**Textauszug:**
- - -

Millionen Vietnamesen träumen den Honda Dream, und Hanoi braust mit vollem Tempo voran. Herr Pham aber schaut zurück.
Von Inka Wichmann
Vier, drei, zwei zählt die Uhr an der Ampel. Als sie auf drei springt, brausen alle los. Spätestens. Dutzende Mofas knattern durch den Kreisverkehr, über die Einkaufsmeile, das Seeufer entlang. Der Schutzhelm rutscht. Die Tachometernadel pendelt sich auf 40 ein. Zu langsam, viel zu langsam, findet der Fahrer. Und schert aus dem Mopedschwarm aus. Während er beschleunigt, dreht er sich zum Pulk um, lachend. Staubflocken fliegen unter die Kontaktlinsen. Schneller, schneller. Erst als ein Bus auf ihn zusteuert, fädelt er sich wieder ein. Um dann vorbei an einem Geländewagen durch die nächste Lücke zu rutschen. Nur Furchtsame klammern sich mit beiden Händen am Vordermann fest. Die Übrigen zücken auf dem Rücksitz das Handy, herzen die Kinder oder halten die Einkäufe. Manchmal ist der Soziusplatz auch schon belegt. Zum Beispiel mit einem blauen Plastikrohr, in das eine halbe Garküche hineinpassen würde. Oder mit einem Laserdrucker, sorgfältig mit Paketband verschnürt. Wer in Hanoi lebt, will vorankommen.
Das Glück der Schildkröten
Herr Pham allerdings blickt zurück. Schaut auf den ockergelben Präsidentenpalast und die schmutziggraue Josephs-Kathedrale aus der Kolonialzeit, auf den verwunschenen Schildkrötenpavillon und den verwitterten Jadebergtempel zu Ehren des vietnamesischen Kaisers. Herr Pham ist Fremdenführer: Er lotst durch das Gassengewirr der Altstadt, er feilscht mit Rikschabesitzern, er erläutert Nationalheiligtümer. Zum Beispiel den Literaturtempel, der einst Nationalakademie war. Schulklassen pilgern vor den Abschlussarbeiten dorthin, in weißen Hemden und schwarzen Hosen. Sie wollen die Steinschildkröten berühren – das hebt den Notenschnitt. Die Schildkröten brächten Weisheit, heißt es. Und außerdem ein langes Leben. Also hocken sie sich vor die Statuen. Ein Junge krault die Stirn, ein Mädchen tätschelt die Schnauze. Herr Pham weiß jedoch, wie ein Glücksuchender die Schildkröte berühren muss. Mit beiden Händen streicht er über den Schildkrötenhals. Dann fährt er sich selbst durch das dichte, dunkle Haar.

- - -

**Kurze Übung 1:**
Beantworte anhand des Textauszugs diese Fragen:
(a) Auf welchen Wert pendelt sich die Tachometernadel ein?
(b) Welchen Beruf übt Herr Pham aus?
(c) Was war der Literaturtempel einst?
**Kurze Übung 2:** Überarbeite in der Auflistung den Abschnitt von ihrem Anfang bis einschließlich der Zeile mit "chrome-icon[interactable] bbox=[598, 428, 628, 458]": Ersetze dort "interactable" durch "clickable" und lass alles Übrige unverändert. Gib nur diesen Abschnitt wieder.

- - -

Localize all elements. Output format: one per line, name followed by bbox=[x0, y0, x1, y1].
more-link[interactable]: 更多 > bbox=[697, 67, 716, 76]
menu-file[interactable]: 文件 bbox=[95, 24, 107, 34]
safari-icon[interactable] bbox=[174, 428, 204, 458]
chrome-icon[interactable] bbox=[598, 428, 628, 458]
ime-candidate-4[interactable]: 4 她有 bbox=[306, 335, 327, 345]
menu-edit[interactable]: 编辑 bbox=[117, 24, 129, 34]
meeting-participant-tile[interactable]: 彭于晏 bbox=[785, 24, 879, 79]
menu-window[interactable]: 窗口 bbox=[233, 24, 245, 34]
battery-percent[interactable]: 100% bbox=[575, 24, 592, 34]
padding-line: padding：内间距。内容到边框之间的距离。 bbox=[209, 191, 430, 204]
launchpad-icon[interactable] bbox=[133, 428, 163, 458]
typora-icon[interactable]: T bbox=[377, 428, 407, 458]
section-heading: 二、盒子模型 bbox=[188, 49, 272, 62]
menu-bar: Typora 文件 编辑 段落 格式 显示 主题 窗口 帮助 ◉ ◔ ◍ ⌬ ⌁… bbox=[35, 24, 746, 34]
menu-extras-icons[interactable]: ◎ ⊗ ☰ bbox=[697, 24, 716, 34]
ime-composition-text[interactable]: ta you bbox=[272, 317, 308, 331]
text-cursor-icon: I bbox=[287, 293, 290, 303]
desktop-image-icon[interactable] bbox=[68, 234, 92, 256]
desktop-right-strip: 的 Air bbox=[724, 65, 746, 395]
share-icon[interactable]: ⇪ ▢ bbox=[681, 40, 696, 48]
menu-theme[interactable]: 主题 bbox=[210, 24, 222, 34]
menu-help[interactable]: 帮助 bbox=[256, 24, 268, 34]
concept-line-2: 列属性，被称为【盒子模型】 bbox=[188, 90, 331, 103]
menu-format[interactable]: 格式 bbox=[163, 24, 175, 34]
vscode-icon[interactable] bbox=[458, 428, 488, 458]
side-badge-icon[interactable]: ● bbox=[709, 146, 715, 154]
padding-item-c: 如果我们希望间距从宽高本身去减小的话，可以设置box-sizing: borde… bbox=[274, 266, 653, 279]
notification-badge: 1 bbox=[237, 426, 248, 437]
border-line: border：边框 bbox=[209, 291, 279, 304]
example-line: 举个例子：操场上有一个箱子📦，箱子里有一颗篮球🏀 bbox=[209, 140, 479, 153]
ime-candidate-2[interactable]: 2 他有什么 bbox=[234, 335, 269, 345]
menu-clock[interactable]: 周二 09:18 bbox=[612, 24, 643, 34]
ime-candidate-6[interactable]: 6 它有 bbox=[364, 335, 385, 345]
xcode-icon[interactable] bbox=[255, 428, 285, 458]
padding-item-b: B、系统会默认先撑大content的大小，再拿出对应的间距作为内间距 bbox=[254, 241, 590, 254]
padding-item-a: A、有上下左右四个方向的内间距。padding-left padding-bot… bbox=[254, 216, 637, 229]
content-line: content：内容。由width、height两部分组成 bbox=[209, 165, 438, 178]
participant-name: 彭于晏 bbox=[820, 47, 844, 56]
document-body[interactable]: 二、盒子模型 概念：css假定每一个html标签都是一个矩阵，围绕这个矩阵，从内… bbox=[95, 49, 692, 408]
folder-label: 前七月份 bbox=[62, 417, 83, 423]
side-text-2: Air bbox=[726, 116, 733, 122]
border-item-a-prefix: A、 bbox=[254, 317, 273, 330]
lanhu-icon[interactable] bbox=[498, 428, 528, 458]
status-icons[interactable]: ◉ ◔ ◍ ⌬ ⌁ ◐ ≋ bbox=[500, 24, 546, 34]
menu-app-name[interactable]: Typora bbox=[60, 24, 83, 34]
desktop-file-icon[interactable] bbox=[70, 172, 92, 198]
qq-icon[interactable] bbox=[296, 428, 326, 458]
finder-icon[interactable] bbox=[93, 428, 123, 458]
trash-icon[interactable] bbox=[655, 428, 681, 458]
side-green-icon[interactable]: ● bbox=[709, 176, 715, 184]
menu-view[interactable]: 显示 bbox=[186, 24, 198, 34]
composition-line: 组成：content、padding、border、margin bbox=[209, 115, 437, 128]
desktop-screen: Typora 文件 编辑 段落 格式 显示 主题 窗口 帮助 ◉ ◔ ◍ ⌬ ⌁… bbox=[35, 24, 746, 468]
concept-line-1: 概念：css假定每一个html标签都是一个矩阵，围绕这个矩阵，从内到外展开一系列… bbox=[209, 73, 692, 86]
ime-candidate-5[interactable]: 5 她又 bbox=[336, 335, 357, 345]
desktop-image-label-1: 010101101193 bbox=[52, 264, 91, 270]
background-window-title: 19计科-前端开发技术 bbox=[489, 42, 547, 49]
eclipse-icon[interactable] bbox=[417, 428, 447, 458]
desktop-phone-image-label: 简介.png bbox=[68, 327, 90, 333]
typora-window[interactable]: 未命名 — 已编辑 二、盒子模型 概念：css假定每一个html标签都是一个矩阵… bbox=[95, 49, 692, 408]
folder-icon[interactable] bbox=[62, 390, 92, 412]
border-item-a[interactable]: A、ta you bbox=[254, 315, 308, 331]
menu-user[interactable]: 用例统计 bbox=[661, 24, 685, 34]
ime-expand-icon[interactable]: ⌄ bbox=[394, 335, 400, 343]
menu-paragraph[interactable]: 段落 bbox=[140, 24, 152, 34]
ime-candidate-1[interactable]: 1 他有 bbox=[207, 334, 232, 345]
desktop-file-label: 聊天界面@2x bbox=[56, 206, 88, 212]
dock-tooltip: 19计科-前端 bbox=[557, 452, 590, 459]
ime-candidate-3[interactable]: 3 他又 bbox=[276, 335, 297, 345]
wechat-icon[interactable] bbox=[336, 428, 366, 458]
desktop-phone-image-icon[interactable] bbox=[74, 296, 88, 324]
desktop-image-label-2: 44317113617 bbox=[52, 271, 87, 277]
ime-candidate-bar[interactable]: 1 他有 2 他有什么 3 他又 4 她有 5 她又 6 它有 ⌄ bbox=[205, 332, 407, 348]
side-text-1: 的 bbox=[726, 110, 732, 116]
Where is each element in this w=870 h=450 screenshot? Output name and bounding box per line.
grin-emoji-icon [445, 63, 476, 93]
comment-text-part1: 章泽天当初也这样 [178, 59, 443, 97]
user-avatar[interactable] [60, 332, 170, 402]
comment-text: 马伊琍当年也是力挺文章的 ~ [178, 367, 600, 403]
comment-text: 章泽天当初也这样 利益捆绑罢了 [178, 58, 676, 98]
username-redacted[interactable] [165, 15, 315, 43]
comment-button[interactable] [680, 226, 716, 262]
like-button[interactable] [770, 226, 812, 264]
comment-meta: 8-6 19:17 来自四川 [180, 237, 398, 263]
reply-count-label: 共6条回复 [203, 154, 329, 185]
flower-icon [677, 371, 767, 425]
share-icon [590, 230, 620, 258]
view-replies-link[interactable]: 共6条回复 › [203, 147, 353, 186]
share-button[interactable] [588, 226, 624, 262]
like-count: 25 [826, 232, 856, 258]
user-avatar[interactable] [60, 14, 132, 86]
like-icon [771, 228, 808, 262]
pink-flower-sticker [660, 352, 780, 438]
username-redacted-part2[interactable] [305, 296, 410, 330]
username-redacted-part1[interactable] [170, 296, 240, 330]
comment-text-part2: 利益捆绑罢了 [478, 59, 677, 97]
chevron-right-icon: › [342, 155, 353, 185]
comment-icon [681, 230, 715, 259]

- - -

**Ergebnis 1:**
(a) Auf 40.
(b) Er ist Fremdenführer.
(c) Er war einst Nationalakademie.

**Ergebnis 2:**
Localize all elements. Output format: one per line, name followed by bbox=[x0, y0, x1, y1].
more-link[clickable]: 更多 > bbox=[697, 67, 716, 76]
menu-file[clickable]: 文件 bbox=[95, 24, 107, 34]
safari-icon[clickable] bbox=[174, 428, 204, 458]
chrome-icon[clickable] bbox=[598, 428, 628, 458]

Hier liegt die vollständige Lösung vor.